Data entries
· · ·

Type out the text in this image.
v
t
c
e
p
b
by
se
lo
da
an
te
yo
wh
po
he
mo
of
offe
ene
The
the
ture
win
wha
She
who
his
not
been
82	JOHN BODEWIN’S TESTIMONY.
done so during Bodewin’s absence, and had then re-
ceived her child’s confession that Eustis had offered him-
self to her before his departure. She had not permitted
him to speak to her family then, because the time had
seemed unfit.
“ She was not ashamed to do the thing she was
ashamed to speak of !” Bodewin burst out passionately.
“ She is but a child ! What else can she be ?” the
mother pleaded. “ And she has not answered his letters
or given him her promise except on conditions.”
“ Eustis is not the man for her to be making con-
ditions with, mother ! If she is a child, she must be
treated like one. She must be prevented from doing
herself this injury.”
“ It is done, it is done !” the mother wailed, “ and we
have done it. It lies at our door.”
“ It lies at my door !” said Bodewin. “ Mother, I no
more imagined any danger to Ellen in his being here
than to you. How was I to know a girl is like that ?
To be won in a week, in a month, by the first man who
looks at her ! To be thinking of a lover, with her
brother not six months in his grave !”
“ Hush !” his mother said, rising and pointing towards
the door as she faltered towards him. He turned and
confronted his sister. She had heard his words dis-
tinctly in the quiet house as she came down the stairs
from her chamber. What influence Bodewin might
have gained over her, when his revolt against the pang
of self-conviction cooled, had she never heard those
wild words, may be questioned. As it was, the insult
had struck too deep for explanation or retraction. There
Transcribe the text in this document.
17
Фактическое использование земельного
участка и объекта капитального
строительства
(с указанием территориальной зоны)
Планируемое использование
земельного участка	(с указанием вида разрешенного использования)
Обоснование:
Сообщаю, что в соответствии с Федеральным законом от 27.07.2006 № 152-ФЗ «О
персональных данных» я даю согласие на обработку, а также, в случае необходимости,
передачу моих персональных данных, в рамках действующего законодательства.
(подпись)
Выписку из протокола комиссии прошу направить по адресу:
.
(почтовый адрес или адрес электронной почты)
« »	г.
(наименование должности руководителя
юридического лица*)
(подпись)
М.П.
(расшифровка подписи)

· · ·

Take the listing above and set it down exactly.

§ **CORRECT RESULT**
Type out the text in this image.
v
t
c
e
p
b
by
se
lo
da
an
te
yo
wh
po
he
mo
of
offe
ene
The
the
ture
win
wha
She
who
his
not
been
82	JOHN BODEWIN’S TESTIMONY.
done so during Bodewin’s absence, and had then re-
ceived her child’s confession that Eustis had offered him-
self to her before his departure. She had not permitted
him to speak to her family then, because the time had
seemed unfit.
“ She was not ashamed to do the thing she was
ashamed to speak of !” Bodewin burst out passionately.
“ She is but a child ! What else can she be ?” the
mother pleaded. “ And she has not answered his letters
or given him her promise except on conditions.”
“ Eustis is not the man for her to be making con-
ditions with, mother ! If she is a child, she must be
treated like one. She must be prevented from doing
herself this injury.”
“ It is done, it is done !” the mother wailed, “ and we
have done it. It lies at our door.”
“ It lies at my door !” said Bodewin. “ Mother, I no
more imagined any danger to Ellen in his being here
than to you. How was I to know a girl is like that ?
To be won in a week, in a month, by the first man who
looks at her ! To be thinking of a lover, with her
brother not six months in his grave !”
“ Hush !” his mother said, rising and pointing towards
the door as she faltered towards him. He turned and
confronted his sister. She had heard his words dis-
tinctly in the quiet house as she came down the stairs
from her chamber. What influence Bodewin might
have gained over her, when his revolt against the pang
of self-conviction cooled, had she never heard those
wild words, may be questioned. As it was, the insult
had struck too deep for explanation or retraction. There
Transcribe the text in this document.
17
Фактическое использование земельного
участка и объекта капитального
строительства
(с указанием территориальной зоны)
Планируемое использование
земельного участка	(с указанием вида разрешенного использования)
Обоснование:
Сообщаю, что в соответствии с Федеральным законом от 27.07.2006 № 152-ФЗ «О
персональных данных» я даю согласие на обработку, а также, в случае необходимости,
передачу моих персональных данных, в рамках действующего законодательства.
(подпись)
Выписку из протокола комиссии прошу направить по адресу:
.
(почтовый адрес или адрес электронной почты)
« »	г.
(наименование должности руководителя
юридического лица*)
(подпись)
М.П.
(расшифровка подписи)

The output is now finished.